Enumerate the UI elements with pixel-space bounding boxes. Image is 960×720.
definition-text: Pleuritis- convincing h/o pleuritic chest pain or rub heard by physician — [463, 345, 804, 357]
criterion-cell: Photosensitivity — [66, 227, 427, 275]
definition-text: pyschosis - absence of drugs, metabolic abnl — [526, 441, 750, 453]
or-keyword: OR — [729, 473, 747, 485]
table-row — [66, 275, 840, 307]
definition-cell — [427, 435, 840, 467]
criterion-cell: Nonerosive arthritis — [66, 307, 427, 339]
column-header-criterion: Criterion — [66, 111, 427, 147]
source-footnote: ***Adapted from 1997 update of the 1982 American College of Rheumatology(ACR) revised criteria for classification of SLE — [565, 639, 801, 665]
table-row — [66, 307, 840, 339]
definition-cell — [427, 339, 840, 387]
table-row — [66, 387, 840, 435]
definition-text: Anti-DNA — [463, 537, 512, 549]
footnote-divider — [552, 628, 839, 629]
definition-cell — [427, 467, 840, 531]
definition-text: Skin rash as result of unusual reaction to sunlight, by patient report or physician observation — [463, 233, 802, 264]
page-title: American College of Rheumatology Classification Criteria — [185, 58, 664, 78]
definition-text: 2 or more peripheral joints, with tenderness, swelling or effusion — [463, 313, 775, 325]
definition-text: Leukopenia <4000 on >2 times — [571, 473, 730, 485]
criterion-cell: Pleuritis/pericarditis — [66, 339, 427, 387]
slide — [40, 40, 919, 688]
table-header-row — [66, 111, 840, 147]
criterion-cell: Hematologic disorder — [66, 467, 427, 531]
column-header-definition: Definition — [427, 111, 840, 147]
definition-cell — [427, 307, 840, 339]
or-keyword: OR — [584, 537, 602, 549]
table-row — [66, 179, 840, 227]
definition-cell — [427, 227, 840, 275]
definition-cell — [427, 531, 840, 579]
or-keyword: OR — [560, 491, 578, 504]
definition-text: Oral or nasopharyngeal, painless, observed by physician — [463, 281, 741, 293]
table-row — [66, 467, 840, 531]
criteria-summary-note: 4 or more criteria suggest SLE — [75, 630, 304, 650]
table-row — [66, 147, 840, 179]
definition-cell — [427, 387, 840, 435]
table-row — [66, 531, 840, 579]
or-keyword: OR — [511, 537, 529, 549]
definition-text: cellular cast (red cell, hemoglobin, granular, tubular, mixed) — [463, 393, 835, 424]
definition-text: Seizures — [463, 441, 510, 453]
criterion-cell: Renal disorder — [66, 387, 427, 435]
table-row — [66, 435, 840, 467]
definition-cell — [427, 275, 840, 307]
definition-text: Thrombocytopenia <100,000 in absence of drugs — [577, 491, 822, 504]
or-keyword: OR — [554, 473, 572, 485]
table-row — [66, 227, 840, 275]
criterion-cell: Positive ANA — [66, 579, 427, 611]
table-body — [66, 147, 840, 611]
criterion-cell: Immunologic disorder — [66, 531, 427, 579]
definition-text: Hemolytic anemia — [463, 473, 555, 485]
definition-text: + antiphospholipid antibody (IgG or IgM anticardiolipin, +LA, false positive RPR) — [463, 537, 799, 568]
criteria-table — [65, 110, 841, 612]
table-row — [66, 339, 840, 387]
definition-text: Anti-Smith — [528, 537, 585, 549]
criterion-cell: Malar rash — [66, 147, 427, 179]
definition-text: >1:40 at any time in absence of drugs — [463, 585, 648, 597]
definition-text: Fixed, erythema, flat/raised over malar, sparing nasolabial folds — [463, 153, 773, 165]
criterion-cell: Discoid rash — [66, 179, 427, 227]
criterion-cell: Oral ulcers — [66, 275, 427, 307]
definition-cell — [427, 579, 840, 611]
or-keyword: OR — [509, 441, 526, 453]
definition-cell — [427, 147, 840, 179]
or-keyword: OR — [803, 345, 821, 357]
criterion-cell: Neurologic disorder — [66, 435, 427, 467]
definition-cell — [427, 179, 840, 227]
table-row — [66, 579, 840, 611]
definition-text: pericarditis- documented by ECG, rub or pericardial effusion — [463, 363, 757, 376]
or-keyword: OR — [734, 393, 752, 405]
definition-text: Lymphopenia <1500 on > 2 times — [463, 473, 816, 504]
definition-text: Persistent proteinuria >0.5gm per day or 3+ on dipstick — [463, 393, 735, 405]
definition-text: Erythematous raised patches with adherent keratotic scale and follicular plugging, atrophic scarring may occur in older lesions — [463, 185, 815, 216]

******

• Assignment:
A bare number is expected: how many lines above contain the word "absence"?

• Result of the task:
3